__Required task__
Pull every "name" line out of the data below.

Figure data in JSON
>>>
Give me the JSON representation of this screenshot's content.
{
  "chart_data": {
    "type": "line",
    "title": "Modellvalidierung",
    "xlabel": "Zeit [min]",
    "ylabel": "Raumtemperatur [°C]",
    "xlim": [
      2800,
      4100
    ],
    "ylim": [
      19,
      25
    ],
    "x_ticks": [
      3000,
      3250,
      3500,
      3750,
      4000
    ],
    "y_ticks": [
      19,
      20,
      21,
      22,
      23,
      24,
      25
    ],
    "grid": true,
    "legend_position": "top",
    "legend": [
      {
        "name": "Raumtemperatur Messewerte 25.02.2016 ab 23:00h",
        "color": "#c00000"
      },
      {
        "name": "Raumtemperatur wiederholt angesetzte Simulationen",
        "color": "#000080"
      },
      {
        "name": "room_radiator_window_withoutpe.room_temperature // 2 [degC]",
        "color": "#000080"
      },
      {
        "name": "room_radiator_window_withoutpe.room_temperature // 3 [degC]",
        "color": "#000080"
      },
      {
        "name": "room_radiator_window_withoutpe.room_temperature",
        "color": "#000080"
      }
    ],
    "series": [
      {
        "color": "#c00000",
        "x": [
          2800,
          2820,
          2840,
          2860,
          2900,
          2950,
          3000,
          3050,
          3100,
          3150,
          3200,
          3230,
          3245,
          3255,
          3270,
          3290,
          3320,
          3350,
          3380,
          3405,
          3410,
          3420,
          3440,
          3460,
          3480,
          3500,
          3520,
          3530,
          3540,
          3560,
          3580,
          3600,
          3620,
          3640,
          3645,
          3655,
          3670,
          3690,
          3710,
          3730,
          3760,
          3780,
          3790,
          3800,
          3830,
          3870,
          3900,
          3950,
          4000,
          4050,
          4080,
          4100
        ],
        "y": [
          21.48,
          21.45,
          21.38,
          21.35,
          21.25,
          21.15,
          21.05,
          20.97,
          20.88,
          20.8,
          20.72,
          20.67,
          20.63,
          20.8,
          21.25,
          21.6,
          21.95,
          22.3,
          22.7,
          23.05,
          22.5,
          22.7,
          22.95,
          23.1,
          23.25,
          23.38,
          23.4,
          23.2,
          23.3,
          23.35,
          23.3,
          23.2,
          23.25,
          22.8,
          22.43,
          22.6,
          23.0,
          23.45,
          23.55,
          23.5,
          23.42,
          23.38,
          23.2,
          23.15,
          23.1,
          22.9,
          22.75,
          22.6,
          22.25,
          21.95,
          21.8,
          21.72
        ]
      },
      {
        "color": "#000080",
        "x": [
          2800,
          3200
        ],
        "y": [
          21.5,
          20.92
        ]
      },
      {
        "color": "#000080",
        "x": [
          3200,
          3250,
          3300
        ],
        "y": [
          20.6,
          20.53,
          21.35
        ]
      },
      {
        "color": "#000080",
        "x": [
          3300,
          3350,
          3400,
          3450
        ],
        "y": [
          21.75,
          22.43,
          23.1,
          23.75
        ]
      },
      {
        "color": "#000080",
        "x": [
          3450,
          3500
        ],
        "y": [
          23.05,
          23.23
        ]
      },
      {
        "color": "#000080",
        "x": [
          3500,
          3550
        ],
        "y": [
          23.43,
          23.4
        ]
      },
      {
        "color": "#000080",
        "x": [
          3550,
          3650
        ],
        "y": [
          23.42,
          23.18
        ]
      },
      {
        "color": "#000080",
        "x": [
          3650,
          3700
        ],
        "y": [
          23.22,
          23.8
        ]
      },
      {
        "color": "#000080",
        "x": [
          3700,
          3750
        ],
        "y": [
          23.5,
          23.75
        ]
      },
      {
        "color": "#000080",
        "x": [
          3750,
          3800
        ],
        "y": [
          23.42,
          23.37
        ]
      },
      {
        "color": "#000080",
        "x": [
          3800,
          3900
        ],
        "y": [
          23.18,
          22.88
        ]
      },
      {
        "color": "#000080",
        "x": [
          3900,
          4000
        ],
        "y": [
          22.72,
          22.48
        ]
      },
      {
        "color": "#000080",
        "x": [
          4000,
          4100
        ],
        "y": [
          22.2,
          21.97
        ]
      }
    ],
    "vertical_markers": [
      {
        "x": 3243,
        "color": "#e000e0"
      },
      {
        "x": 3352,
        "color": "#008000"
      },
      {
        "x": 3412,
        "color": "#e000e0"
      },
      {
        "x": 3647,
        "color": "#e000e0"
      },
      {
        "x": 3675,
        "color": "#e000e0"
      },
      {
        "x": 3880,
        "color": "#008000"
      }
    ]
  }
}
<<<
__Reply__
        "name": "Raumtemperatur Messewerte 25.02.2016 ab 23:00h",
        "name": "Raumtemperatur wiederholt angesetzte Simulationen",
        "name": "room_radiator_window_withoutpe.room_temperature // 2 [degC]",
        "name": "room_radiator_window_withoutpe.room_temperature // 3 [degC]",
        "name": "room_radiator_window_withoutpe.room_temperature",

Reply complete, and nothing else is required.